(Short task): Report, as a bare number, how many lines hold "detached".
"""
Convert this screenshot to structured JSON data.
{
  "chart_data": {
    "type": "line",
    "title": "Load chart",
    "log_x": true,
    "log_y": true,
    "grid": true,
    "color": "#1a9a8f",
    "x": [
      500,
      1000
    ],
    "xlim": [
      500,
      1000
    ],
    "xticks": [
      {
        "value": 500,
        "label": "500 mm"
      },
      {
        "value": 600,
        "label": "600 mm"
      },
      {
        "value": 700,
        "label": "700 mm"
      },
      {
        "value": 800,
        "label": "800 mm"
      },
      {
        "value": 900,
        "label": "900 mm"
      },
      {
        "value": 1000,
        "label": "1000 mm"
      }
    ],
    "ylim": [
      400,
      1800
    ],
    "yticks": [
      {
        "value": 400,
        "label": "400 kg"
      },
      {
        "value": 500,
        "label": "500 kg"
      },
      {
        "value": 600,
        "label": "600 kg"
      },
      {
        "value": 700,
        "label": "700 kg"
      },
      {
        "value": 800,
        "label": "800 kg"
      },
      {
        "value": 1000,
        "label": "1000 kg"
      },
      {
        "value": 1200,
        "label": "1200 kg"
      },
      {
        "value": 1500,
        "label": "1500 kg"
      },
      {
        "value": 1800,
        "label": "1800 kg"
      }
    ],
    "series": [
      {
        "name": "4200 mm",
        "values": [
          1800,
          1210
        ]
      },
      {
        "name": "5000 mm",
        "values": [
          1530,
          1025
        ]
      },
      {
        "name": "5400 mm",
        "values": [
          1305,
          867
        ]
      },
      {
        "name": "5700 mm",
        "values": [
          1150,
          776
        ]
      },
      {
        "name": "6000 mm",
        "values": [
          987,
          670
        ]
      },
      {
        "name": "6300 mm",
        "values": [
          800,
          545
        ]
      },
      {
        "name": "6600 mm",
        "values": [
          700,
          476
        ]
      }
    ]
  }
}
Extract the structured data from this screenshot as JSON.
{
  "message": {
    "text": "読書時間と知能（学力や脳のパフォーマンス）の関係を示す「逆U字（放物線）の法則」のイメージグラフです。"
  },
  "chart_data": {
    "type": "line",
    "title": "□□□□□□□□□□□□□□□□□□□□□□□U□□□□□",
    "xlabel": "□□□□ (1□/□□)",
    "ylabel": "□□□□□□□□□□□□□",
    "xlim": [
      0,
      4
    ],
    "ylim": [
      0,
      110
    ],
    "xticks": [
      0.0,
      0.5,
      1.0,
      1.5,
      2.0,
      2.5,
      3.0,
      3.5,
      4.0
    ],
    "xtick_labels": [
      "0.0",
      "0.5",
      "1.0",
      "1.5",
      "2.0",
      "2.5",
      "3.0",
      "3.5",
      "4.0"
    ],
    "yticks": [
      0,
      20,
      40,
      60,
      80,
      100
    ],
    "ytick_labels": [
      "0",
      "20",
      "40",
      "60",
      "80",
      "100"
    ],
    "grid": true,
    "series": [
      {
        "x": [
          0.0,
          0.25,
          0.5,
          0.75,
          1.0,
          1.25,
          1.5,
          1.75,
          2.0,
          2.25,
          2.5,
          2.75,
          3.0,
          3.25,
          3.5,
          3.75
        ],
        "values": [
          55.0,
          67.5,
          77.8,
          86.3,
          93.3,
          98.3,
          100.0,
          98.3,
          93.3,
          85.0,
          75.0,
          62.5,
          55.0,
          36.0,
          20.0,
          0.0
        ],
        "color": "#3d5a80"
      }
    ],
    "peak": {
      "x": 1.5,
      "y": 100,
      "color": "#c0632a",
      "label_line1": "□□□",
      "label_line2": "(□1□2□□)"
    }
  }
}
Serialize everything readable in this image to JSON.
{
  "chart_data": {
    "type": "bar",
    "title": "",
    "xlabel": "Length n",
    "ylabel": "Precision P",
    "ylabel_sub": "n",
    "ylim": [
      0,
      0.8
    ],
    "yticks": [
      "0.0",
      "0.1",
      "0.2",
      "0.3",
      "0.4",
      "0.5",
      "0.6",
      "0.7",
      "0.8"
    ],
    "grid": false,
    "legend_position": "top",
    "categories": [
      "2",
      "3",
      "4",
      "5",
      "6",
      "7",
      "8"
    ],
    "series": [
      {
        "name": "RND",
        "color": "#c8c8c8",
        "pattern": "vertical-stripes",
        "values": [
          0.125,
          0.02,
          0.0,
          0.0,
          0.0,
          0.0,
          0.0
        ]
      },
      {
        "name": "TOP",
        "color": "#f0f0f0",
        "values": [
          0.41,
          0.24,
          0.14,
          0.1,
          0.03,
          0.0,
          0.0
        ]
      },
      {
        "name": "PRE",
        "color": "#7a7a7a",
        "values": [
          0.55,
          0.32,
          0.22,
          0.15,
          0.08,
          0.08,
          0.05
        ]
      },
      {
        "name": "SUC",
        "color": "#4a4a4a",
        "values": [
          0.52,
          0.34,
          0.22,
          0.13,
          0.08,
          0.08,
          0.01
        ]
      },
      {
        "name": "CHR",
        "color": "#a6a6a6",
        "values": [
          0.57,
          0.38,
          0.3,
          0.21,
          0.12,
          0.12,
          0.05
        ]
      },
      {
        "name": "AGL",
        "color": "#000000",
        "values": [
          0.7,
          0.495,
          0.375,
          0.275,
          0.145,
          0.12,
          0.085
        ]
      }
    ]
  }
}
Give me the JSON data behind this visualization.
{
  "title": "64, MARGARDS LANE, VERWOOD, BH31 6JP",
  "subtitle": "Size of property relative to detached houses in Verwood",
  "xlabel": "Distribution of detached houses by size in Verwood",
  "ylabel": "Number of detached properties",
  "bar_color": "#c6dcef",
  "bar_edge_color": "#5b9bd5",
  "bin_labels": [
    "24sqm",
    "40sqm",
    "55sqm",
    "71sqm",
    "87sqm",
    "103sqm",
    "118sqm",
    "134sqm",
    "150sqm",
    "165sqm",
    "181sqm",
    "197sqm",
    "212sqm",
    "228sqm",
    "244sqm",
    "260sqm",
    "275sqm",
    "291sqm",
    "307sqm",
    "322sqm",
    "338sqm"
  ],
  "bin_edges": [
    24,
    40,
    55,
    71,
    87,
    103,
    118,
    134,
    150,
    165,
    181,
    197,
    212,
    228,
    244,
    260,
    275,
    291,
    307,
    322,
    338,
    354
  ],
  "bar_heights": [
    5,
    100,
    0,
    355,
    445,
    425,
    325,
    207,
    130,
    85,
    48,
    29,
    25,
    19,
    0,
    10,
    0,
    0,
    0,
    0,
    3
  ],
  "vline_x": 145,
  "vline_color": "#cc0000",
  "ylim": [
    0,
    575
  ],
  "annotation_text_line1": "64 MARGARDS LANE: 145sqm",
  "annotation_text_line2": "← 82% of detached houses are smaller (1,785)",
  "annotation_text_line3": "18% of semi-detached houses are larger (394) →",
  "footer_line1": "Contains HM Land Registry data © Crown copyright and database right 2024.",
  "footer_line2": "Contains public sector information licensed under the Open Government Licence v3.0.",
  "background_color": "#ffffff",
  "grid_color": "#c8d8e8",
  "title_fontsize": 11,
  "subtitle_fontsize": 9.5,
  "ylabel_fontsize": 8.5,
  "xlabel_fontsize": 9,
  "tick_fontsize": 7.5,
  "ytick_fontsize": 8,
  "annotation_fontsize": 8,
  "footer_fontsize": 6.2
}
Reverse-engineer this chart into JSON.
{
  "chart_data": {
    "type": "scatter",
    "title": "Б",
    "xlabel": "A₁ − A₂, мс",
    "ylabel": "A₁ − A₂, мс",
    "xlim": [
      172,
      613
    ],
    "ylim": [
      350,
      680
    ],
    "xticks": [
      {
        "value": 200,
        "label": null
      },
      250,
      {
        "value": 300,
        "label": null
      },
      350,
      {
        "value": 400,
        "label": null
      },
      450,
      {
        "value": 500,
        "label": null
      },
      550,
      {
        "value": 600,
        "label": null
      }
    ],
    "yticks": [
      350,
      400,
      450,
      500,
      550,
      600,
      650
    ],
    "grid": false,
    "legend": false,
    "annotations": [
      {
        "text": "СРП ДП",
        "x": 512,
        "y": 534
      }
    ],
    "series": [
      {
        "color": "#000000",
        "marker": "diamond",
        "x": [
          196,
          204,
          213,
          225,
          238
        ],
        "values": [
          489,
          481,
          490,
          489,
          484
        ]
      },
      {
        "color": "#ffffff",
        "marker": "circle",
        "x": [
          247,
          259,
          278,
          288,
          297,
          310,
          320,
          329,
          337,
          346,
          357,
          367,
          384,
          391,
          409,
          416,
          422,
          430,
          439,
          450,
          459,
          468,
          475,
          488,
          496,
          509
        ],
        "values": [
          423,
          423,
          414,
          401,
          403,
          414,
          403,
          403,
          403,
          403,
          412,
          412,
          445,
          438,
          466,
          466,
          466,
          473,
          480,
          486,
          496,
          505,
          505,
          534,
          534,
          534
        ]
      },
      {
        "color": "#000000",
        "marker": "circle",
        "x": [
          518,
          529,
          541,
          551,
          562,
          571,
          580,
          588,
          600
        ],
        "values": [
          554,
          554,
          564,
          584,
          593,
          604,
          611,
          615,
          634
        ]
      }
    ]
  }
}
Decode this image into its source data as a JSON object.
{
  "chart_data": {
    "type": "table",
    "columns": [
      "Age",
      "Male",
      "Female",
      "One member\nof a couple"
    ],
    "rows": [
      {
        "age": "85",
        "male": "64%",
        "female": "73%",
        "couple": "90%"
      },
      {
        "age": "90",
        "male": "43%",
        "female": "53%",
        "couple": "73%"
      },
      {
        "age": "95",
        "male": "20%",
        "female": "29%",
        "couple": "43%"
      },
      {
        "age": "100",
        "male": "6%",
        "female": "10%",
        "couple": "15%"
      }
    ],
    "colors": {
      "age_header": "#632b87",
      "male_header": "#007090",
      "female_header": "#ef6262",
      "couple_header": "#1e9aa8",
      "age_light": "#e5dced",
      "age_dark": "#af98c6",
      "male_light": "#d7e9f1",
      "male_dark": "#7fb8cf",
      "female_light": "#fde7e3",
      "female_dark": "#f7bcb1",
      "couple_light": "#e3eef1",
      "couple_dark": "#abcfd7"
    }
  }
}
"""
(Answer below): 5